What you will do
Copy every entry word for word, but skip the pictures.

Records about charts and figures

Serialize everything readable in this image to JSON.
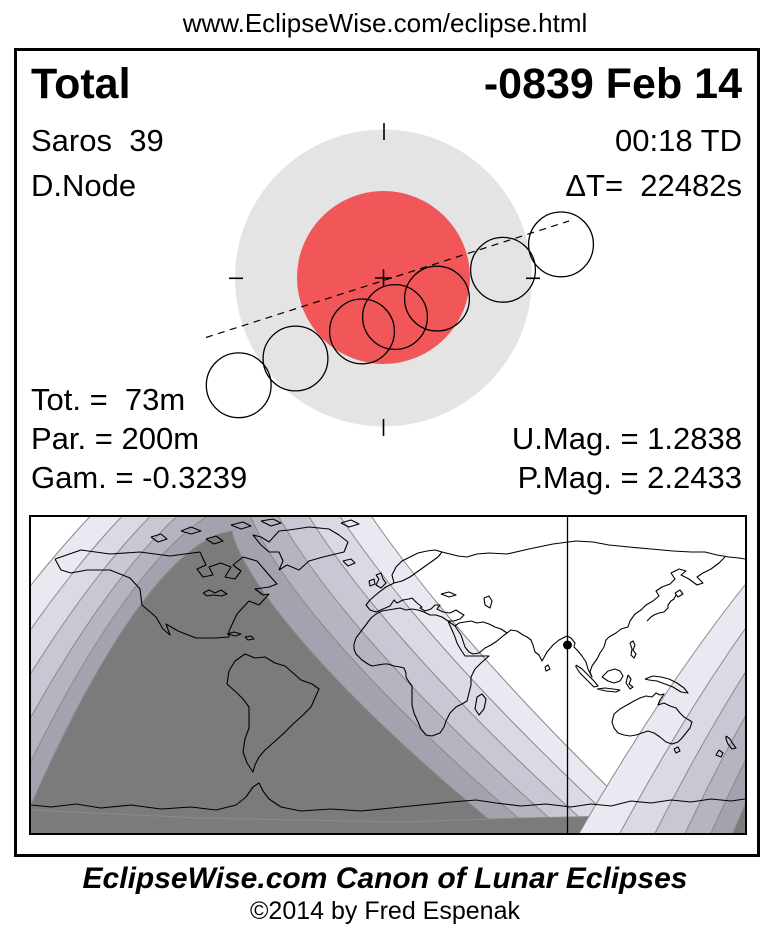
{
  "page_title": "www.EclipseWise.com/eclipse.html",
  "header": {
    "eclipse_type": "Total",
    "saros": "Saros  39",
    "node": "D.Node",
    "date": "-0839 Feb 14",
    "time": "00:18 TD",
    "delta_t": "ΔT=  22482s"
  },
  "stats": {
    "totality": "Tot. =  73m",
    "partiality": "Par. = 200m",
    "gamma": "Gam. = -0.3239",
    "umbral_magnitude": "U.Mag. = 1.2838",
    "penumbral_magnitude": "P.Mag. = 2.2433"
  },
  "footer": {
    "title": "EclipseWise.com Canon of Lunar Eclipses",
    "copyright": "©2014 by Fred Espenak"
  },
  "diagram": {
    "umbra_color": "#f15658",
    "penumbra_color": "#e4e4e4",
    "moon_contact_count": 7
  },
  "map": {
    "not_visible_color": "#7b7b7b",
    "visible_color": "#ffffff",
    "band_colors": [
      "#a3a3af",
      "#b5b5c1",
      "#c8c8d4",
      "#dadae4",
      "#e9e9f1"
    ],
    "band_edge_color": "#8a8a8a"
  }
}
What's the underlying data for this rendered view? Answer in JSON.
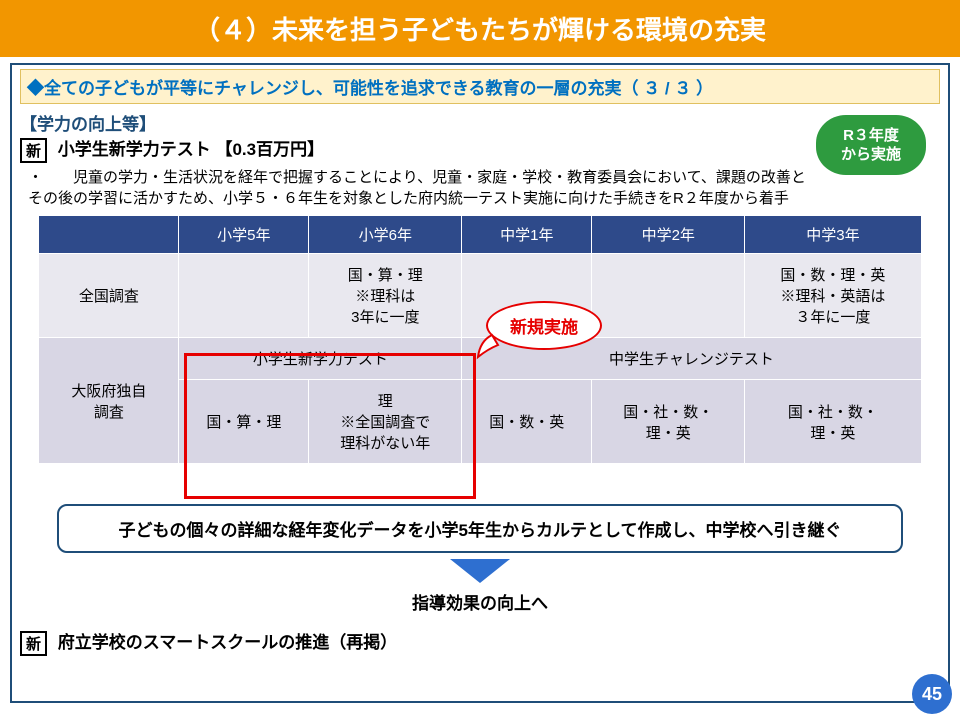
{
  "title": "（４）未来を担う子どもたちが輝ける環境の充実",
  "subtitle": "◆全ての子どもが平等にチャレンジし、可能性を追求できる教育の一層の充実（ ３ / ３ ）",
  "section_label": "【学力の向上等】",
  "new_tag": "新",
  "item_title": " 小学生新学力テスト 【0.3百万円】",
  "body_text": "・　　児童の学力・生活状況を経年で把握することにより、児童・家庭・学校・教育委員会において、課題の改善とその後の学習に活かすため、小学５・６年生を対象とした府内統一テスト実施に向けた手続きをR２年度から着手",
  "green_badge": "R３年度\nから実施",
  "table": {
    "headers": [
      "",
      "小学5年",
      "小学6年",
      "中学1年",
      "中学2年",
      "中学3年"
    ],
    "row1_label": "全国調査",
    "row1": [
      "",
      "国・算・理\n※理科は\n3年に一度",
      "",
      "",
      "国・数・理・英\n※理科・英語は\n３年に一度"
    ],
    "row2_label": "大阪府独自\n調査",
    "row2_top": [
      "小学生新学力テスト",
      "中学生チャレンジテスト"
    ],
    "row2_bottom": [
      "国・算・理",
      "理\n※全国調査で\n理科がない年",
      "国・数・英",
      "国・社・数・\n理・英",
      "国・社・数・\n理・英"
    ]
  },
  "callout": "新規実施",
  "bottom_box": "子どもの個々の詳細な経年変化データを小学5年生からカルテとして作成し、中学校へ引き継ぐ",
  "result_text": "指導効果の向上へ",
  "reposted": " 府立学校のスマートスクールの推進（再掲）",
  "page_num": "45",
  "colors": {
    "title_bg": "#f29600",
    "accent_blue": "#1f4e79",
    "link_blue": "#0070c0",
    "th_bg": "#2e4a8a",
    "green": "#2e9b3f",
    "red": "#e60000",
    "arrow_blue": "#2e6fd0"
  }
}
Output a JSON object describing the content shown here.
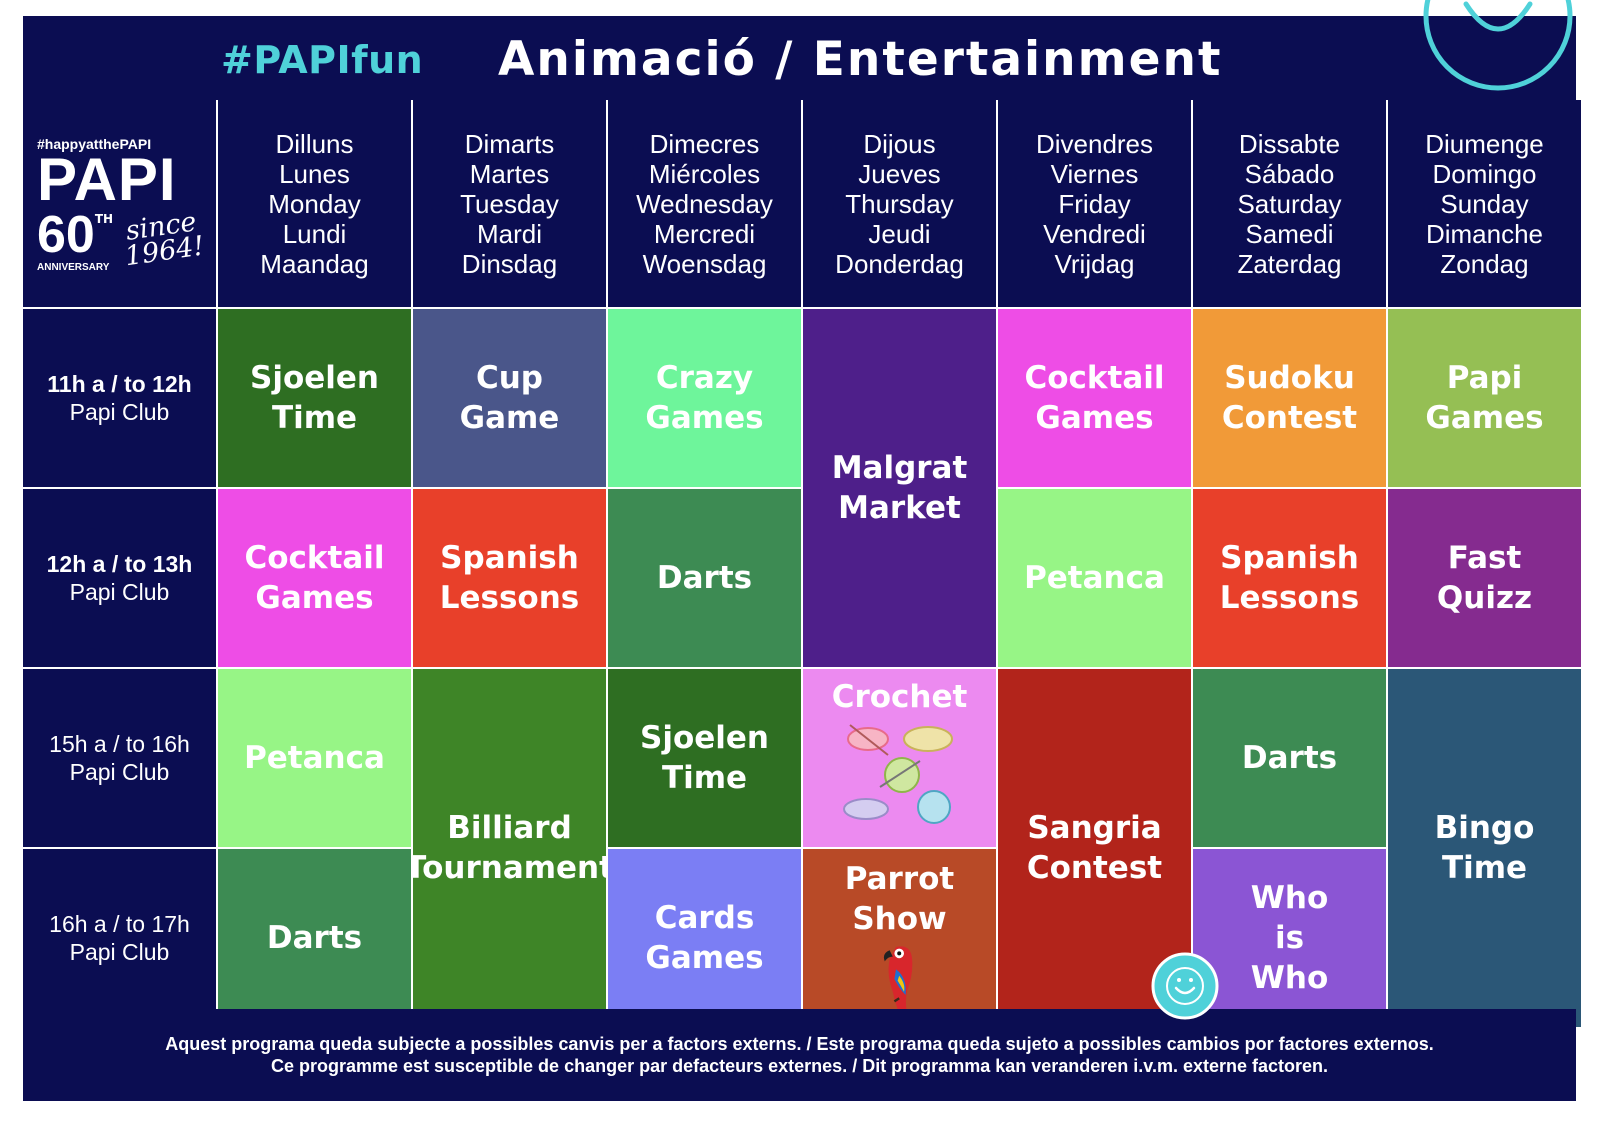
{
  "header": {
    "hashtag": "#PAPIfun",
    "title": "Animació / Entertainment"
  },
  "logo": {
    "tagline": "#happyatthePAPI",
    "name": "PAPI",
    "number": "60",
    "suffix": "TH",
    "since": "since",
    "year": "1964!",
    "anniversary": "ANNIVERSARY"
  },
  "days": [
    [
      "Dilluns",
      "Lunes",
      "Monday",
      "Lundi",
      "Maandag"
    ],
    [
      "Dimarts",
      "Martes",
      "Tuesday",
      "Mardi",
      "Dinsdag"
    ],
    [
      "Dimecres",
      "Miércoles",
      "Wednesday",
      "Mercredi",
      "Woensdag"
    ],
    [
      "Dijous",
      "Jueves",
      "Thursday",
      "Jeudi",
      "Donderdag"
    ],
    [
      "Divendres",
      "Viernes",
      "Friday",
      "Vendredi",
      "Vrijdag"
    ],
    [
      "Dissabte",
      "Sábado",
      "Saturday",
      "Samedi",
      "Zaterdag"
    ],
    [
      "Diumenge",
      "Domingo",
      "Sunday",
      "Dimanche",
      "Zondag"
    ]
  ],
  "times": [
    {
      "slot": "11h a / to 12h",
      "place": "Papi Club"
    },
    {
      "slot": "12h a / to 13h",
      "place": "Papi Club"
    },
    {
      "slot": "15h a / to 16h",
      "place": "Papi Club"
    },
    {
      "slot": "16h a / to 17h",
      "place": "Papi Club"
    }
  ],
  "activities": {
    "mon_1": {
      "l1": "Sjoelen",
      "l2": "Time",
      "color": "#2e6e22"
    },
    "tue_1": {
      "l1": "Cup",
      "l2": "Game",
      "color": "#4a568a"
    },
    "wed_1": {
      "l1": "Crazy",
      "l2": "Games",
      "color": "#6ef59b"
    },
    "thu_12": {
      "l1": "Malgrat",
      "l2": "Market",
      "color": "#4e1f8a"
    },
    "fri_1": {
      "l1": "Cocktail",
      "l2": "Games",
      "color": "#ee4de6"
    },
    "sat_1": {
      "l1": "Sudoku",
      "l2": "Contest",
      "color": "#f19a38"
    },
    "sun_1": {
      "l1": "Papi",
      "l2": "Games",
      "color": "#95bf54"
    },
    "mon_2": {
      "l1": "Cocktail",
      "l2": "Games",
      "color": "#ee4de6"
    },
    "tue_2": {
      "l1": "Spanish",
      "l2": "Lessons",
      "color": "#e8402a"
    },
    "wed_2": {
      "l1": "Darts",
      "color": "#3d8b53"
    },
    "fri_2": {
      "l1": "Petanca",
      "color": "#97f586"
    },
    "sat_2": {
      "l1": "Spanish",
      "l2": "Lessons",
      "color": "#e8402a"
    },
    "sun_2": {
      "l1": "Fast",
      "l2": "Quizz",
      "color": "#852b8f"
    },
    "mon_3": {
      "l1": "Petanca",
      "color": "#97f586"
    },
    "tue_34": {
      "l1": "Billiard",
      "l2": "Tournament",
      "color": "#3e8527"
    },
    "wed_3": {
      "l1": "Sjoelen",
      "l2": "Time",
      "color": "#2e6e22"
    },
    "thu_3": {
      "l1": "Crochet",
      "color": "#ec8af0"
    },
    "fri_34": {
      "l1": "Sangria",
      "l2": "Contest",
      "color": "#b2241b"
    },
    "sat_3": {
      "l1": "Darts",
      "color": "#3d8b53"
    },
    "sun_34": {
      "l1": "Bingo",
      "l2": "Time",
      "color": "#2b5777"
    },
    "mon_4": {
      "l1": "Darts",
      "color": "#3d8b53"
    },
    "wed_4": {
      "l1": "Cards",
      "l2": "Games",
      "color": "#7b7ef4"
    },
    "thu_4": {
      "l1": "Parrot Show",
      "color": "#b84a27"
    },
    "sat_4": {
      "l1": "Who",
      "l2": "is",
      "l3": "Who",
      "color": "#8b55d4"
    }
  },
  "footer": {
    "line1": "Aquest programa queda subjecte a possibles canvis per a factors externs. /  Este programa queda sujeto a possibles cambios por factores externos.",
    "line2": "Ce programme est susceptible de changer par defacteurs externes. / Dit programma kan veranderen i.v.m. externe factoren."
  },
  "colors": {
    "navy": "#0b0d52",
    "smiley": "#4fd1d9"
  }
}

Finished task
Serialize everything readable in this image to JSON.
{
  "page_title": "www.EclipseWise.com/eclipse.html",
  "header": {
    "eclipse_type": "Total",
    "saros": "Saros  39",
    "node": "D.Node",
    "date": "-0839 Feb 14",
    "time": "00:18 TD",
    "delta_t": "ΔT=  22482s"
  },
  "stats": {
    "totality": "Tot. =  73m",
    "partiality": "Par. = 200m",
    "gamma": "Gam. = -0.3239",
    "umbral_magnitude": "U.Mag. = 1.2838",
    "penumbral_magnitude": "P.Mag. = 2.2433"
  },
  "footer": {
    "title": "EclipseWise.com Canon of Lunar Eclipses",
    "copyright": "©2014 by Fred Espenak"
  },
  "diagram": {
    "umbra_color": "#f15658",
    "penumbra_color": "#e4e4e4",
    "moon_contact_count": 7
  },
  "map": {
    "not_visible_color": "#7b7b7b",
    "visible_color": "#ffffff",
    "band_colors": [
      "#a3a3af",
      "#b5b5c1",
      "#c8c8d4",
      "#dadae4",
      "#e9e9f1"
    ],
    "band_edge_color": "#8a8a8a"
  }
}
What's the underlying data for this rendered view? Answer in JSON.
{
  "title": "（４）未来を担う子どもたちが輝ける環境の充実",
  "subtitle": "◆全ての子どもが平等にチャレンジし、可能性を追求できる教育の一層の充実（ ３ / ３ ）",
  "section_label": "【学力の向上等】",
  "new_tag": "新",
  "item_title": " 小学生新学力テスト 【0.3百万円】",
  "body_text": "・　　児童の学力・生活状況を経年で把握することにより、児童・家庭・学校・教育委員会において、課題の改善とその後の学習に活かすため、小学５・６年生を対象とした府内統一テスト実施に向けた手続きをR２年度から着手",
  "green_badge": "R３年度\nから実施",
  "table": {
    "headers": [
      "",
      "小学5年",
      "小学6年",
      "中学1年",
      "中学2年",
      "中学3年"
    ],
    "row1_label": "全国調査",
    "row1": [
      "",
      "国・算・理\n※理科は\n3年に一度",
      "",
      "",
      "国・数・理・英\n※理科・英語は\n３年に一度"
    ],
    "row2_label": "大阪府独自\n調査",
    "row2_top": [
      "小学生新学力テスト",
      "中学生チャレンジテスト"
    ],
    "row2_bottom": [
      "国・算・理",
      "理\n※全国調査で\n理科がない年",
      "国・数・英",
      "国・社・数・\n理・英",
      "国・社・数・\n理・英"
    ]
  },
  "callout": "新規実施",
  "bottom_box": "子どもの個々の詳細な経年変化データを小学5年生からカルテとして作成し、中学校へ引き継ぐ",
  "result_text": "指導効果の向上へ",
  "reposted": " 府立学校のスマートスクールの推進（再掲）",
  "page_num": "45",
  "colors": {
    "title_bg": "#f29600",
    "accent_blue": "#1f4e79",
    "link_blue": "#0070c0",
    "th_bg": "#2e4a8a",
    "green": "#2e9b3f",
    "red": "#e60000",
    "arrow_blue": "#2e6fd0"
  }
}
Output a JSON object describing the content shown here.
{
  "header": {
    "hashtag": "#PAPIfun",
    "title": "Animació / Entertainment"
  },
  "logo": {
    "tagline": "#happyatthePAPI",
    "name": "PAPI",
    "number": "60",
    "suffix": "TH",
    "since": "since",
    "year": "1964!",
    "anniversary": "ANNIVERSARY"
  },
  "days": [
    [
      "Dilluns",
      "Lunes",
      "Monday",
      "Lundi",
      "Maandag"
    ],
    [
      "Dimarts",
      "Martes",
      "Tuesday",
      "Mardi",
      "Dinsdag"
    ],
    [
      "Dimecres",
      "Miércoles",
      "Wednesday",
      "Mercredi",
      "Woensdag"
    ],
    [
      "Dijous",
      "Jueves",
      "Thursday",
      "Jeudi",
      "Donderdag"
    ],
    [
      "Divendres",
      "Viernes",
      "Friday",
      "Vendredi",
      "Vrijdag"
    ],
    [
      "Dissabte",
      "Sábado",
      "Saturday",
      "Samedi",
      "Zaterdag"
    ],
    [
      "Diumenge",
      "Domingo",
      "Sunday",
      "Dimanche",
      "Zondag"
    ]
  ],
  "times": [
    {
      "slot": "11h a / to 12h",
      "place": "Papi Club"
    },
    {
      "slot": "12h a / to 13h",
      "place": "Papi Club"
    },
    {
      "slot": "15h a / to 16h",
      "place": "Papi Club"
    },
    {
      "slot": "16h a / to 17h",
      "place": "Papi Club"
    }
  ],
  "activities": {
    "mon_1": {
      "l1": "Sjoelen",
      "l2": "Time",
      "color": "#2e6e22"
    },
    "tue_1": {
      "l1": "Cup",
      "l2": "Game",
      "color": "#4a568a"
    },
    "wed_1": {
      "l1": "Crazy",
      "l2": "Games",
      "color": "#6ef59b"
    },
    "thu_12": {
      "l1": "Malgrat",
      "l2": "Market",
      "color": "#4e1f8a"
    },
    "fri_1": {
      "l1": "Cocktail",
      "l2": "Games",
      "color": "#ee4de6"
    },
    "sat_1": {
      "l1": "Sudoku",
      "l2": "Contest",
      "color": "#f19a38"
    },
    "sun_1": {
      "l1": "Papi",
      "l2": "Games",
      "color": "#95bf54"
    },
    "mon_2": {
      "l1": "Cocktail",
      "l2": "Games",
      "color": "#ee4de6"
    },
    "tue_2": {
      "l1": "Spanish",
      "l2": "Lessons",
      "color": "#e8402a"
    },
    "wed_2": {
      "l1": "Darts",
      "color": "#3d8b53"
    },
    "fri_2": {
      "l1": "Petanca",
      "color": "#97f586"
    },
    "sat_2": {
      "l1": "Spanish",
      "l2": "Lessons",
      "color": "#e8402a"
    },
    "sun_2": {
      "l1": "Fast",
      "l2": "Quizz",
      "color": "#852b8f"
    },
    "mon_3": {
      "l1": "Petanca",
      "color": "#97f586"
    },
    "tue_34": {
      "l1": "Billiard",
      "l2": "Tournament",
      "color": "#3e8527"
    },
    "wed_3": {
      "l1": "Sjoelen",
      "l2": "Time",
      "color": "#2e6e22"
    },
    "thu_3": {
      "l1": "Crochet",
      "color": "#ec8af0"
    },
    "fri_34": {
      "l1": "Sangria",
      "l2": "Contest",
      "color": "#b2241b"
    },
    "sat_3": {
      "l1": "Darts",
      "color": "#3d8b53"
    },
    "sun_34": {
      "l1": "Bingo",
      "l2": "Time",
      "color": "#2b5777"
    },
    "mon_4": {
      "l1": "Darts",
      "color": "#3d8b53"
    },
    "wed_4": {
      "l1": "Cards",
      "l2": "Games",
      "color": "#7b7ef4"
    },
    "thu_4": {
      "l1": "Parrot Show",
      "color": "#b84a27"
    },
    "sat_4": {
      "l1": "Who",
      "l2": "is",
      "l3": "Who",
      "color": "#8b55d4"
    }
  },
  "footer": {
    "line1": "Aquest programa queda subjecte a possibles canvis per a factors externs. /  Este programa queda sujeto a possibles cambios por factores externos.",
    "line2": "Ce programme est susceptible de changer par defacteurs externes. / Dit programma kan veranderen i.v.m. externe factoren."
  },
  "colors": {
    "navy": "#0b0d52",
    "smiley": "#4fd1d9"
  }
}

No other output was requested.